§ What you need to do
Retype the records exactly, including every line.

§ Records shown
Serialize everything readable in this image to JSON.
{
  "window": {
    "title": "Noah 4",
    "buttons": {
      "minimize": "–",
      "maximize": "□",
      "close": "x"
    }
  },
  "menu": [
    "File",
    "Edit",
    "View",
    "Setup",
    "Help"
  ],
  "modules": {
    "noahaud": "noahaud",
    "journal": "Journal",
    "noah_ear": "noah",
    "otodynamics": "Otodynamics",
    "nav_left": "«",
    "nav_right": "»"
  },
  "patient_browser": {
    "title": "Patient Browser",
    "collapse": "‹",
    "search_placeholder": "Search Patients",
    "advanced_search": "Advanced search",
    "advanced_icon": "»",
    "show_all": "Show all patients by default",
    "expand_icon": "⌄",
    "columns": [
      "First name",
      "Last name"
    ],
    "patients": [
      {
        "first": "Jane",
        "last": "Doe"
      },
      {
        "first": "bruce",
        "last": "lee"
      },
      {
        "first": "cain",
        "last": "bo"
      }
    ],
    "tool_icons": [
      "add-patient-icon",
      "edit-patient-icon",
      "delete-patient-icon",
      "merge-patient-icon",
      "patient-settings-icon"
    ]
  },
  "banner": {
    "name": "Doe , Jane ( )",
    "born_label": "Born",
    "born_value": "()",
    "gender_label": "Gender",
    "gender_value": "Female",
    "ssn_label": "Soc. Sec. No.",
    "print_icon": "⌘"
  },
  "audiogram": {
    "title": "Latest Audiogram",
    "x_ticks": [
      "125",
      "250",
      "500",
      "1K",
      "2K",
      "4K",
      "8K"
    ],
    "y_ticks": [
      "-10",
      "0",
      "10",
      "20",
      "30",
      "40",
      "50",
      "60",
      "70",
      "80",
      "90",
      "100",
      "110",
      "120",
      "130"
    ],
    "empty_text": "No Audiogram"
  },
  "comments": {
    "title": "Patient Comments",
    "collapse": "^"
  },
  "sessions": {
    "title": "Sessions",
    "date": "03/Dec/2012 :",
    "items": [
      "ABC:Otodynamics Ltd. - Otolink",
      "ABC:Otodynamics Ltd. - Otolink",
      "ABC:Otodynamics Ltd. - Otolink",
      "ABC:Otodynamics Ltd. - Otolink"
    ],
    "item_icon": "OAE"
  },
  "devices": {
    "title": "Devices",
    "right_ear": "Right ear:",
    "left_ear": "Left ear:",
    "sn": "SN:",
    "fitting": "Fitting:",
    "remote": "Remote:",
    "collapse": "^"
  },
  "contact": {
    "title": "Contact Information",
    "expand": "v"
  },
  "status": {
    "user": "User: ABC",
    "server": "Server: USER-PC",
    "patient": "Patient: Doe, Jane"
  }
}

§ Final answer
Serialize everything readable in this image to JSON.
{
  "window": {
    "title": "Noah 4",
    "buttons": {
      "minimize": "–",
      "maximize": "□",
      "close": "x"
    }
  },
  "menu": [
    "File",
    "Edit",
    "View",
    "Setup",
    "Help"
  ],
  "modules": {
    "noahaud": "noahaud",
    "journal": "Journal",
    "noah_ear": "noah",
    "otodynamics": "Otodynamics",
    "nav_left": "«",
    "nav_right": "»"
  },
  "patient_browser": {
    "title": "Patient Browser",
    "collapse": "‹",
    "search_placeholder": "Search Patients",
    "advanced_search": "Advanced search",
    "advanced_icon": "»",
    "show_all": "Show all patients by default",
    "expand_icon": "⌄",
    "columns": [
      "First name",
      "Last name"
    ],
    "patients": [
      {
        "first": "Jane",
        "last": "Doe"
      },
      {
        "first": "bruce",
        "last": "lee"
      },
      {
        "first": "cain",
        "last": "bo"
      }
    ],
    "tool_icons": [
      "add-patient-icon",
      "edit-patient-icon",
      "delete-patient-icon",
      "merge-patient-icon",
      "patient-settings-icon"
    ]
  },
  "banner": {
    "name": "Doe , Jane ( )",
    "born_label": "Born",
    "born_value": "()",
    "gender_label": "Gender",
    "gender_value": "Female",
    "ssn_label": "Soc. Sec. No.",
    "print_icon": "⌘"
  },
  "audiogram": {
    "title": "Latest Audiogram",
    "x_ticks": [
      "125",
      "250",
      "500",
      "1K",
      "2K",
      "4K",
      "8K"
    ],
    "y_ticks": [
      "-10",
      "0",
      "10",
      "20",
      "30",
      "40",
      "50",
      "60",
      "70",
      "80",
      "90",
      "100",
      "110",
      "120",
      "130"
    ],
    "empty_text": "No Audiogram"
  },
  "comments": {
    "title": "Patient Comments",
    "collapse": "^"
  },
  "sessions": {
    "title": "Sessions",
    "date": "03/Dec/2012 :",
    "items": [
      "ABC:Otodynamics Ltd. - Otolink",
      "ABC:Otodynamics Ltd. - Otolink",
      "ABC:Otodynamics Ltd. - Otolink",
      "ABC:Otodynamics Ltd. - Otolink"
    ],
    "item_icon": "OAE"
  },
  "devices": {
    "title": "Devices",
    "right_ear": "Right ear:",
    "left_ear": "Left ear:",
    "sn": "SN:",
    "fitting": "Fitting:",
    "remote": "Remote:",
    "collapse": "^"
  },
  "contact": {
    "title": "Contact Information",
    "expand": "v"
  },
  "status": {
    "user": "User: ABC",
    "server": "Server: USER-PC",
    "patient": "Patient: Doe, Jane"
  }
}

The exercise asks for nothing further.